-- Begin Supplied information --
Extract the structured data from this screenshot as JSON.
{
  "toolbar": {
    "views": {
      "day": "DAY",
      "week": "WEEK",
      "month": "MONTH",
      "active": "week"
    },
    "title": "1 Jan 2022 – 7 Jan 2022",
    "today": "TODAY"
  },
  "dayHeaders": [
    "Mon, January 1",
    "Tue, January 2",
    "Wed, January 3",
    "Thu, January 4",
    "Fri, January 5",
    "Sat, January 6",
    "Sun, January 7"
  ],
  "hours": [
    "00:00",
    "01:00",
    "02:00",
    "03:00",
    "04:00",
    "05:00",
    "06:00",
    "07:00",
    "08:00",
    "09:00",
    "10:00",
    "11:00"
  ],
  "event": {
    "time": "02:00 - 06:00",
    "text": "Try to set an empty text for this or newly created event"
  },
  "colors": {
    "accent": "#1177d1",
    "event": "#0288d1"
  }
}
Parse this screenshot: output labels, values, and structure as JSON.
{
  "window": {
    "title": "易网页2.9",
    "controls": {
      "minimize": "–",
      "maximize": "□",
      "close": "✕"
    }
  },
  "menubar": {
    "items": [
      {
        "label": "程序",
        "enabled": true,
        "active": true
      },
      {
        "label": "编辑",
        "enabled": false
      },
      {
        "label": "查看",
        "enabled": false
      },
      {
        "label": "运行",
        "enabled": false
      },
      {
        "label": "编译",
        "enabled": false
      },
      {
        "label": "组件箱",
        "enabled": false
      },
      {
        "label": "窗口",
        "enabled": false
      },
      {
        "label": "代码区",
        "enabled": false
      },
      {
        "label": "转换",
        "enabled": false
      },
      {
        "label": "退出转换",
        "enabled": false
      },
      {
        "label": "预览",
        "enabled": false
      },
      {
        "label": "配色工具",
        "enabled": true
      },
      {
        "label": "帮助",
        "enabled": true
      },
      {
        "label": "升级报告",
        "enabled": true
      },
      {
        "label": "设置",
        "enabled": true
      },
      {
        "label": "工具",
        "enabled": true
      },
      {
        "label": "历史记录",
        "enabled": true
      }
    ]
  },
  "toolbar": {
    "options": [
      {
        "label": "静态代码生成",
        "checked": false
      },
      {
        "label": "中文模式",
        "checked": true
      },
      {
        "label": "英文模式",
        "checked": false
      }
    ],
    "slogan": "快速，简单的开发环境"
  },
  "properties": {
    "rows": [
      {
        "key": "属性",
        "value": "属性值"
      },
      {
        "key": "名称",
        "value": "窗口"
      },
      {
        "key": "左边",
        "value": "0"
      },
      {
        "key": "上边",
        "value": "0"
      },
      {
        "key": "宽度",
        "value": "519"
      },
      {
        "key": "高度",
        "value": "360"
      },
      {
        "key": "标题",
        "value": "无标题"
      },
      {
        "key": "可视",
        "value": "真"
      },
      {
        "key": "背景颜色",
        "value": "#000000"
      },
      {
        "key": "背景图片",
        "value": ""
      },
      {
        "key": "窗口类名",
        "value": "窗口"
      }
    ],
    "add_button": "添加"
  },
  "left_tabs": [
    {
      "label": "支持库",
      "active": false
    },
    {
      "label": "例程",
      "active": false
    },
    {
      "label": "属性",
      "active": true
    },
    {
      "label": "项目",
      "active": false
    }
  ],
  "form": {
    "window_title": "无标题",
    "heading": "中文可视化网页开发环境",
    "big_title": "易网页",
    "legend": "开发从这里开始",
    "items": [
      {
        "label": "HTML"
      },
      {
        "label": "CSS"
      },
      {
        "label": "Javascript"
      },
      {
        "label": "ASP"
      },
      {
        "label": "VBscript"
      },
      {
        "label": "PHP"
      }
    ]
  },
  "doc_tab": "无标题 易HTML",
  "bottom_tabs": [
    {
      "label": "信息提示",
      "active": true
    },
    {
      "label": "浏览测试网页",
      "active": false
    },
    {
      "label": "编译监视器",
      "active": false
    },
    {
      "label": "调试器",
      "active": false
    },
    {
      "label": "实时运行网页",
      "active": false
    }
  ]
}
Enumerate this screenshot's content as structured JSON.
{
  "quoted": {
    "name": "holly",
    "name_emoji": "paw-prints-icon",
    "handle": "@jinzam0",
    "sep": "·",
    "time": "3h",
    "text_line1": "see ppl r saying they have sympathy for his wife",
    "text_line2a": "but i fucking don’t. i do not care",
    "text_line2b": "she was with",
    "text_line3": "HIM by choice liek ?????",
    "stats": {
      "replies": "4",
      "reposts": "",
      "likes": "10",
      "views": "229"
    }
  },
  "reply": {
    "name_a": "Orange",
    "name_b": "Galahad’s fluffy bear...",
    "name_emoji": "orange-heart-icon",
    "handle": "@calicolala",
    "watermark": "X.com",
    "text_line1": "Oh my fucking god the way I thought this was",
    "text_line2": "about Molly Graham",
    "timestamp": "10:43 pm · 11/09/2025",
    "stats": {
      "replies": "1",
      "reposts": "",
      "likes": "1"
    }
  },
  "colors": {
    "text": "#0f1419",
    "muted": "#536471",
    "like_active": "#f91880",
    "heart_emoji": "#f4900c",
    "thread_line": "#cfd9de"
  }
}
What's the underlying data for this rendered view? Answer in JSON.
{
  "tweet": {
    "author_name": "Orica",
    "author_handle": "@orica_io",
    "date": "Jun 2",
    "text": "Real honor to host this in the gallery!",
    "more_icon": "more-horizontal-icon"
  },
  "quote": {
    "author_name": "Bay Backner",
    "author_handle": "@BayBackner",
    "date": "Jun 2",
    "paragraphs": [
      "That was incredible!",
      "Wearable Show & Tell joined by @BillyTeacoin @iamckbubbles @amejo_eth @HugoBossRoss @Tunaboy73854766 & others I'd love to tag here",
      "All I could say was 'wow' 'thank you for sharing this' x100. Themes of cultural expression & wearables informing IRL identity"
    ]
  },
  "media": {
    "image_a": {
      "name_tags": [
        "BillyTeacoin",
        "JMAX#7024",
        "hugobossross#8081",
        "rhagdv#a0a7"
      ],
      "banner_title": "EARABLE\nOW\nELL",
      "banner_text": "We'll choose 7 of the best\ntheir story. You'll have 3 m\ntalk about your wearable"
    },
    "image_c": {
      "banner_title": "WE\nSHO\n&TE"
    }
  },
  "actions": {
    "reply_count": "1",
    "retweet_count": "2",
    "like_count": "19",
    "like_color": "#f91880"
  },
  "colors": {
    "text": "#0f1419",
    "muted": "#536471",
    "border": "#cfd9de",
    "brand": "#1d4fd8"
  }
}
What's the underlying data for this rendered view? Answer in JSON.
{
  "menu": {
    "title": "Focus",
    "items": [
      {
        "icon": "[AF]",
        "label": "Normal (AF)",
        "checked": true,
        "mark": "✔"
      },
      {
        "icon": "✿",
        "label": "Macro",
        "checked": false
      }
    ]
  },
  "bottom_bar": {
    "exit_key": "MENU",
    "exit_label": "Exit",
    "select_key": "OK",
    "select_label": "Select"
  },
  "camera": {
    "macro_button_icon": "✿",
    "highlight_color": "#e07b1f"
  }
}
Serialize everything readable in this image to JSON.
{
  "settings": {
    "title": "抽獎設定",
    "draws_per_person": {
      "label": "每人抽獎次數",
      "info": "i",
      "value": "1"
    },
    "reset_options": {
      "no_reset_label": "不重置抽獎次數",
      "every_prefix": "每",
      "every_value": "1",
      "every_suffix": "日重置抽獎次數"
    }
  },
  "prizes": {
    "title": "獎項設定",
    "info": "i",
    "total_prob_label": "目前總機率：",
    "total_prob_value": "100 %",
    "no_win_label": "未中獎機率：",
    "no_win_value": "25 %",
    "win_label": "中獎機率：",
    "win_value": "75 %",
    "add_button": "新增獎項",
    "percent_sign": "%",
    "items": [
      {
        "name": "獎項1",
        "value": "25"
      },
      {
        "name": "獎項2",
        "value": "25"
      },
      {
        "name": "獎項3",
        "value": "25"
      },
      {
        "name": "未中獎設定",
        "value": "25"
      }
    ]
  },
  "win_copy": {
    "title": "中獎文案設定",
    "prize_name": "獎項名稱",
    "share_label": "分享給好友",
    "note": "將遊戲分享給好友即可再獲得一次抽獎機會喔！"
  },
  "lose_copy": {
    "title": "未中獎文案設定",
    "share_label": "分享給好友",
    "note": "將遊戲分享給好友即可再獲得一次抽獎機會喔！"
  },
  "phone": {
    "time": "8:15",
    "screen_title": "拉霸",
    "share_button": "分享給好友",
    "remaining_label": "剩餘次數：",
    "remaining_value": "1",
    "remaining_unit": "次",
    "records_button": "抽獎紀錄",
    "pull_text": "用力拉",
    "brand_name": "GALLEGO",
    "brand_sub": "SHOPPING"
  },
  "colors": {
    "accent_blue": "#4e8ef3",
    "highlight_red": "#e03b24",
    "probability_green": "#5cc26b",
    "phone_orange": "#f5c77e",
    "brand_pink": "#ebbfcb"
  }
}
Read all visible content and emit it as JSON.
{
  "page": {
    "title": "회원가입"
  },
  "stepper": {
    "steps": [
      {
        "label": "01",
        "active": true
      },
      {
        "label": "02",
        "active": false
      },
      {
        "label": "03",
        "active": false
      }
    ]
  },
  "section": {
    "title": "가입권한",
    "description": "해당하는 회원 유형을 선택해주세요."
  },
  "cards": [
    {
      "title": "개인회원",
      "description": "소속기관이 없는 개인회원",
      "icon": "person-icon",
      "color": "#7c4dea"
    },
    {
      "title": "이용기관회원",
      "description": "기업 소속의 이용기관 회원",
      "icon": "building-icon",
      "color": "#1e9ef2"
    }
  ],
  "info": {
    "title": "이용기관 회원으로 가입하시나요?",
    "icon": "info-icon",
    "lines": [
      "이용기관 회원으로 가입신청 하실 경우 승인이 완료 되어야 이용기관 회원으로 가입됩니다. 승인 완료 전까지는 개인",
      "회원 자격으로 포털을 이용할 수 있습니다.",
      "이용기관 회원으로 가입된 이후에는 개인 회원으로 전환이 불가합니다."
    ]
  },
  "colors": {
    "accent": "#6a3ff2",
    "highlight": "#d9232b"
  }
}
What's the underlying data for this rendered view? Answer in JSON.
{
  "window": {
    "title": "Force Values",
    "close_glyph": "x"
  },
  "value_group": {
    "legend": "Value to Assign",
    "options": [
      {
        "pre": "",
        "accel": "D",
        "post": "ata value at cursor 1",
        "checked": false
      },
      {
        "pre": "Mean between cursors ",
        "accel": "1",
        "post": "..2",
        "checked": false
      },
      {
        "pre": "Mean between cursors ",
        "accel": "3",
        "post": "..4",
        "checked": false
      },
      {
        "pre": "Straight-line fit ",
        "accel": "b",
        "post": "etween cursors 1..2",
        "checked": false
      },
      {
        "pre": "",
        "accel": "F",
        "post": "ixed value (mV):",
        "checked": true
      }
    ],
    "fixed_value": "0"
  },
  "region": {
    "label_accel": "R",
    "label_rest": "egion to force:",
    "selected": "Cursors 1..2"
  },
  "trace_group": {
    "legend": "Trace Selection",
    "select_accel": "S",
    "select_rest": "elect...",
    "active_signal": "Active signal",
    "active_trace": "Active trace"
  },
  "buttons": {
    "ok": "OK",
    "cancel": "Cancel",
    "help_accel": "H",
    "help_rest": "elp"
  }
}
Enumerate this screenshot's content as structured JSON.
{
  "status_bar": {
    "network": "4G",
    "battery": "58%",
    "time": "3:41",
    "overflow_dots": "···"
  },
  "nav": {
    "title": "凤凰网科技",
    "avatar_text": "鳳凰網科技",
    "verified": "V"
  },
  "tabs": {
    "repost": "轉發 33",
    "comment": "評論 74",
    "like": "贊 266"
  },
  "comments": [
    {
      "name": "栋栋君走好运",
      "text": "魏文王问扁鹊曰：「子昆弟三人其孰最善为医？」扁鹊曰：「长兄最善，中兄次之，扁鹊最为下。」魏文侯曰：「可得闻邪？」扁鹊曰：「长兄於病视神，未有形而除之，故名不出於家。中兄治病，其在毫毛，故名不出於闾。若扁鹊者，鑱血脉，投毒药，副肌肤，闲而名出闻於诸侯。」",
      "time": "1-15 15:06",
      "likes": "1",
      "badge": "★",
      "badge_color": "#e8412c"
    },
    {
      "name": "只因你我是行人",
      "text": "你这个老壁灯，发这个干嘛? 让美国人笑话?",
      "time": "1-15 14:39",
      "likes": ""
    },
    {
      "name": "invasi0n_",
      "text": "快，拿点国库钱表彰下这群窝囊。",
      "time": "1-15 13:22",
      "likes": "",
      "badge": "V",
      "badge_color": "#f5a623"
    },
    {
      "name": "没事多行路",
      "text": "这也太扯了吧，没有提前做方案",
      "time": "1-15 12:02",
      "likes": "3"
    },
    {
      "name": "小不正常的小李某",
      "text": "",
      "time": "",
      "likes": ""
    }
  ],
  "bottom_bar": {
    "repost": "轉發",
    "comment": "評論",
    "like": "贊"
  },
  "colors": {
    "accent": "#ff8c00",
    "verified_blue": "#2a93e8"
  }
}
-- End Supplied information --
◆ What to do ◆
Reproduce every line of the listing above in which the string "fucking" appears.

◆ Problem solution ◆
    "text_line2a": "but i fucking don’t. i do not care",
    "text_line1": "Oh my fucking god the way I thought this was",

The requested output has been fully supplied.